──────── GIVEN ENTRIES

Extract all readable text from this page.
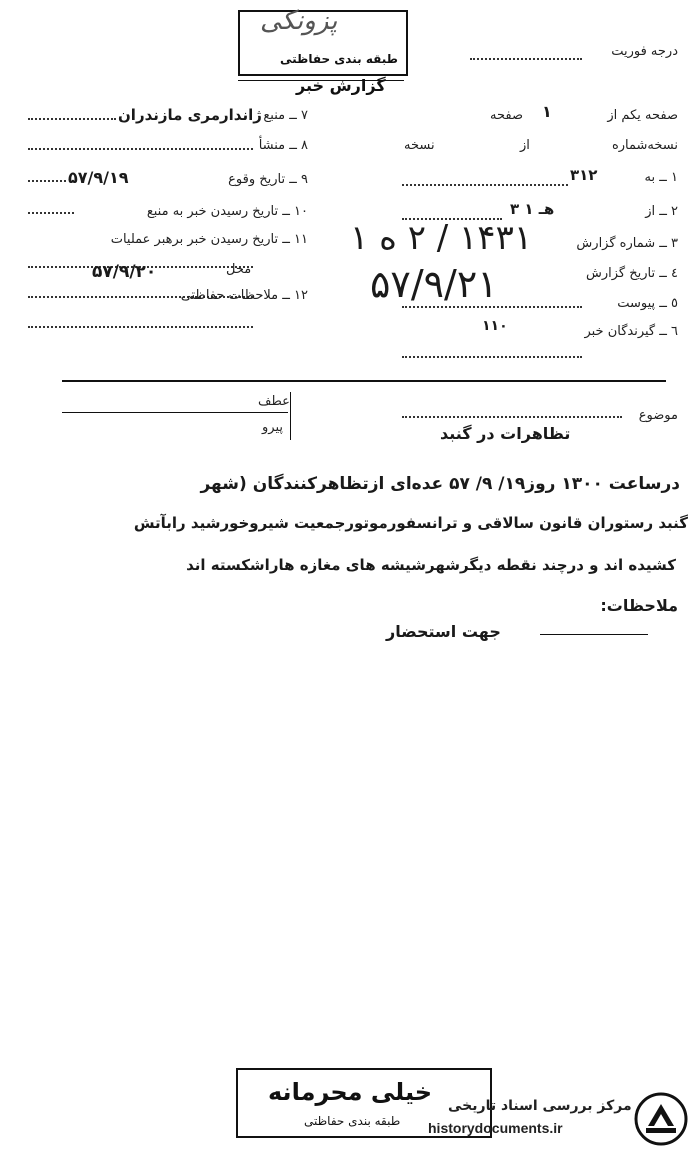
پزونکی
طبقه بندی حفاظتی
گزارش خبر
درجه فوریت
صفحه یکم از
۱
صفحه
نسخه‌شماره
از
نسخه
۱ ــ به
۳۱۲
۲ ــ از
۳ هـ ۱
۳ ــ شماره گزارش
٤ ــ تاریخ گزارش
٥ ــ پیوست
٦ ــ گیرندگان خبر
۱۱۰
۱۴۳۱ / ۲ ه ۱
۵۷/۹/۲۱
۷ ــ منبع
ژاندارمری مازندران
۸ ــ منشأ
۹ ــ تاریخ وقوع
۵۷/۹/۱۹
۱۰ ــ تاریخ رسیدن خبر به منبع
۱۱ ــ تاریخ رسیدن خبر برهبر عملیات
محل
۵۷/۹/۲۰
۱۲ ــ ملاحظات حفاظتی
موضوع
تظاهرات در گنبد
عطف
پیرو
درساعت ۱۳۰۰ روز۱۹/ ۹/ ۵۷ عده‌ای ازتظاهرکنندگان (شهر
گنبد رستوران قانون سالاقی و ترانسفورموتورجمعیت شیروخورشید رابآتش
کشیده اند و درچند نقطه دیگرشهرشیشه های مغازه هاراشکسته اند
ملاحظات:
جهت استحضار
خیلی محرمانه
طبقه بندی حفاظتی
مرکز بررسی اسناد تاریخی
historydocuments.ir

────────────────

## [WRITTEN PROBLEM]
Identify which lines contain the word "منبع" and copy each one.

## [COMPLETE OUTPUT]
۷ ــ منبع
۱۰ ــ تاریخ رسیدن خبر به منبع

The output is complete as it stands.